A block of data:
+++

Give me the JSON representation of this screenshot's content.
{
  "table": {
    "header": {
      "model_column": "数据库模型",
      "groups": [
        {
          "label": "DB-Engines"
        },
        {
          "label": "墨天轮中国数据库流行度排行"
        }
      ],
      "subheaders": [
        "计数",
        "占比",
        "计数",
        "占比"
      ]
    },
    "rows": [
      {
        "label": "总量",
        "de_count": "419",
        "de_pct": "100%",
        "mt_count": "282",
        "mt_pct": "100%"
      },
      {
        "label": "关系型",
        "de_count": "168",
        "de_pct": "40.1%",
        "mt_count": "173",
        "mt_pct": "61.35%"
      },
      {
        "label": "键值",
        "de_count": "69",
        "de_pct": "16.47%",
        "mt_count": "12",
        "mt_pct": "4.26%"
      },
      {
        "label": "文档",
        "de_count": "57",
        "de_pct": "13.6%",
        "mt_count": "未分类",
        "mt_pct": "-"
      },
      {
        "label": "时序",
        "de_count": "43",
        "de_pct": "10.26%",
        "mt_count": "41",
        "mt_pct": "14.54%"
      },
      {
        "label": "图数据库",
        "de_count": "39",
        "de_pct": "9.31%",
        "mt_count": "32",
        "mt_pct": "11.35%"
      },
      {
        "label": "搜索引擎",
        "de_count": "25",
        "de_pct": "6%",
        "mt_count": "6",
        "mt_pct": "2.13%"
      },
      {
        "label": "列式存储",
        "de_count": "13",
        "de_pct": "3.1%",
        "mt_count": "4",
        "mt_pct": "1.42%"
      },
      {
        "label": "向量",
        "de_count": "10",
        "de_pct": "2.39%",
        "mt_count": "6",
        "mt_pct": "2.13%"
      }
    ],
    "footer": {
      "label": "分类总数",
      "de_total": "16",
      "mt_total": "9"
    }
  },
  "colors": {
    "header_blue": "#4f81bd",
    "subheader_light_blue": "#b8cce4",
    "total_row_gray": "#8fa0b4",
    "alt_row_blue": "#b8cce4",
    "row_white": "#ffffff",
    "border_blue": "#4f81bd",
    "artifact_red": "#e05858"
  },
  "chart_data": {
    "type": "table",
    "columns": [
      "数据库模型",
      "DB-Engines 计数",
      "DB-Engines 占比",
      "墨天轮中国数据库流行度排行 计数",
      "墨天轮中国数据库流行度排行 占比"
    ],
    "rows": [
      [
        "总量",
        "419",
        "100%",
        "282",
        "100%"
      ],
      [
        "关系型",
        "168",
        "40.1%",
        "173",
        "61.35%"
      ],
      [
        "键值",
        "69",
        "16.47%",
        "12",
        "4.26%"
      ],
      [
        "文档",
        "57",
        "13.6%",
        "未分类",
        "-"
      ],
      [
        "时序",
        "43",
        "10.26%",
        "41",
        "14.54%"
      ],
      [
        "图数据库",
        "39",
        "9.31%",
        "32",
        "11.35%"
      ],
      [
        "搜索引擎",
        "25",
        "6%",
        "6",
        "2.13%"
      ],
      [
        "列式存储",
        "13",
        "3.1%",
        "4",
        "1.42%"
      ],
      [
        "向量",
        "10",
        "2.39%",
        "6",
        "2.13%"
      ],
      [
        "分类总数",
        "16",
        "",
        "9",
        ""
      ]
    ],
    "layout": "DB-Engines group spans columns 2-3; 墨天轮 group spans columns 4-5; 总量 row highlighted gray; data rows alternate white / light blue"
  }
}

+++

WHAT IS ASKED :: The lines above should be duplicated exactly.

RESPONSE TO THE TASK ::
Give me the JSON representation of this screenshot's content.
{
  "table": {
    "header": {
      "model_column": "数据库模型",
      "groups": [
        {
          "label": "DB-Engines"
        },
        {
          "label": "墨天轮中国数据库流行度排行"
        }
      ],
      "subheaders": [
        "计数",
        "占比",
        "计数",
        "占比"
      ]
    },
    "rows": [
      {
        "label": "总量",
        "de_count": "419",
        "de_pct": "100%",
        "mt_count": "282",
        "mt_pct": "100%"
      },
      {
        "label": "关系型",
        "de_count": "168",
        "de_pct": "40.1%",
        "mt_count": "173",
        "mt_pct": "61.35%"
      },
      {
        "label": "键值",
        "de_count": "69",
        "de_pct": "16.47%",
        "mt_count": "12",
        "mt_pct": "4.26%"
      },
      {
        "label": "文档",
        "de_count": "57",
        "de_pct": "13.6%",
        "mt_count": "未分类",
        "mt_pct": "-"
      },
      {
        "label": "时序",
        "de_count": "43",
        "de_pct": "10.26%",
        "mt_count": "41",
        "mt_pct": "14.54%"
      },
      {
        "label": "图数据库",
        "de_count": "39",
        "de_pct": "9.31%",
        "mt_count": "32",
        "mt_pct": "11.35%"
      },
      {
        "label": "搜索引擎",
        "de_count": "25",
        "de_pct": "6%",
        "mt_count": "6",
        "mt_pct": "2.13%"
      },
      {
        "label": "列式存储",
        "de_count": "13",
        "de_pct": "3.1%",
        "mt_count": "4",
        "mt_pct": "1.42%"
      },
      {
        "label": "向量",
        "de_count": "10",
        "de_pct": "2.39%",
        "mt_count": "6",
        "mt_pct": "2.13%"
      }
    ],
    "footer": {
      "label": "分类总数",
      "de_total": "16",
      "mt_total": "9"
    }
  },
  "colors": {
    "header_blue": "#4f81bd",
    "subheader_light_blue": "#b8cce4",
    "total_row_gray": "#8fa0b4",
    "alt_row_blue": "#b8cce4",
    "row_white": "#ffffff",
    "border_blue": "#4f81bd",
    "artifact_red": "#e05858"
  },
  "chart_data": {
    "type": "table",
    "columns": [
      "数据库模型",
      "DB-Engines 计数",
      "DB-Engines 占比",
      "墨天轮中国数据库流行度排行 计数",
      "墨天轮中国数据库流行度排行 占比"
    ],
    "rows": [
      [
        "总量",
        "419",
        "100%",
        "282",
        "100%"
      ],
      [
        "关系型",
        "168",
        "40.1%",
        "173",
        "61.35%"
      ],
      [
        "键值",
        "69",
        "16.47%",
        "12",
        "4.26%"
      ],
      [
        "文档",
        "57",
        "13.6%",
        "未分类",
        "-"
      ],
      [
        "时序",
        "43",
        "10.26%",
        "41",
        "14.54%"
      ],
      [
        "图数据库",
        "39",
        "9.31%",
        "32",
        "11.35%"
      ],
      [
        "搜索引擎",
        "25",
        "6%",
        "6",
        "2.13%"
      ],
      [
        "列式存储",
        "13",
        "3.1%",
        "4",
        "1.42%"
      ],
      [
        "向量",
        "10",
        "2.39%",
        "6",
        "2.13%"
      ],
      [
        "分类总数",
        "16",
        "",
        "9",
        ""
      ]
    ],
    "layout": "DB-Engines group spans columns 2-3; 墨天轮 group spans columns 4-5; 总量 row highlighted gray; data rows alternate white / light blue"
  }
}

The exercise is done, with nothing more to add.